What the exercise asks. Take each line containing "email" and report it exactly as written.

[START Material supplied]

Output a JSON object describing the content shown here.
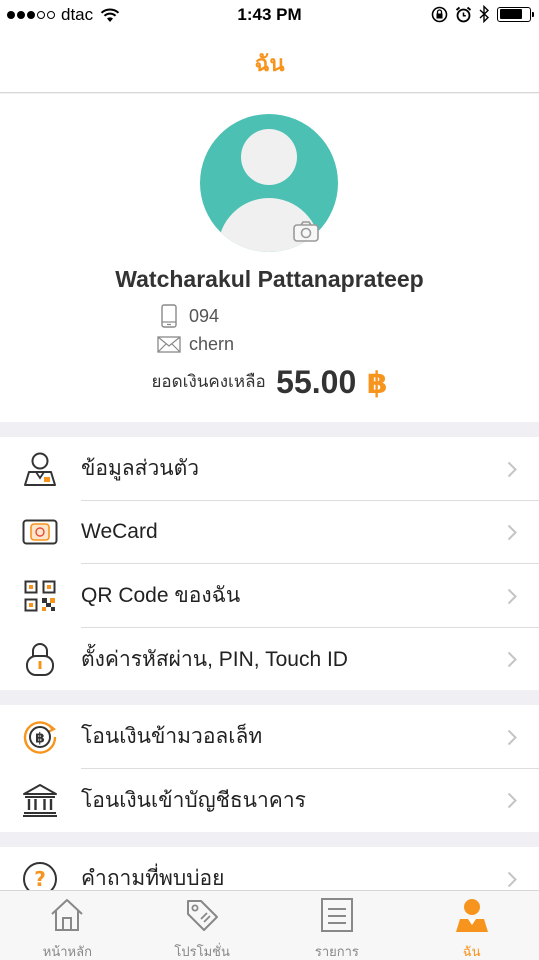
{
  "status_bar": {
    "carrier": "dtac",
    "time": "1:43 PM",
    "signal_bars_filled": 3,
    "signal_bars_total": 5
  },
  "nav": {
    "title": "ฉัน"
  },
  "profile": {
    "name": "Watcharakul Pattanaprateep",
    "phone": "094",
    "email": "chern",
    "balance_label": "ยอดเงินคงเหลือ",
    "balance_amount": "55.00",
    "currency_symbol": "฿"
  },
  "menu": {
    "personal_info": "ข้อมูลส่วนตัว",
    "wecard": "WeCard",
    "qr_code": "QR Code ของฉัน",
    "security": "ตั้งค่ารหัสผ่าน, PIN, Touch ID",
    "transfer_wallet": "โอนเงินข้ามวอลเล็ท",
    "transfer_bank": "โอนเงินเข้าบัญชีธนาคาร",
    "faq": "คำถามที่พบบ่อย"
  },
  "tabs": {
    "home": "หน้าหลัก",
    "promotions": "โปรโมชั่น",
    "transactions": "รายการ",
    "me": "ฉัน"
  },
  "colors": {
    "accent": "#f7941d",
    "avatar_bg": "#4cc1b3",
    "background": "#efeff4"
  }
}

[END Material supplied]
[START Material supplied]

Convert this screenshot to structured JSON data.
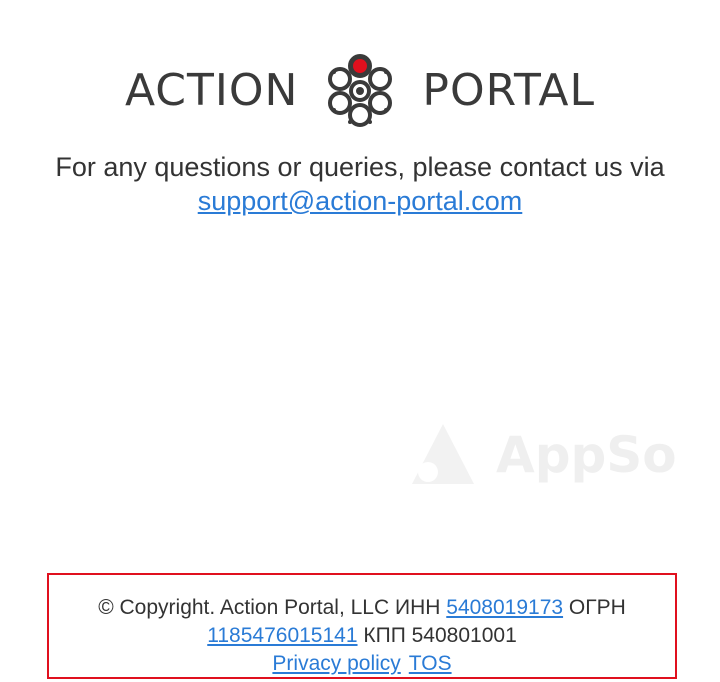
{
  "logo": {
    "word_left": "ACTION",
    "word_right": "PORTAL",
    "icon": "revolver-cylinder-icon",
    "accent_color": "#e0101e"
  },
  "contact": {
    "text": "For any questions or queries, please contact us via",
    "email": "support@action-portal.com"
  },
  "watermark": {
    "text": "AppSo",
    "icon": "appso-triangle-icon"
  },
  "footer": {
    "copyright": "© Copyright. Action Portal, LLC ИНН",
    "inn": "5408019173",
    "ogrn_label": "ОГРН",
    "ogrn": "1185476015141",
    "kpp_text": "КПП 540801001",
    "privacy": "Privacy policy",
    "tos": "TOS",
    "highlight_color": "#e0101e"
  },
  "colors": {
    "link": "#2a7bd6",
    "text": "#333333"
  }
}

[END Material supplied]

Worked solution.
    "email": "chern",
    "email": "support@action-portal.com"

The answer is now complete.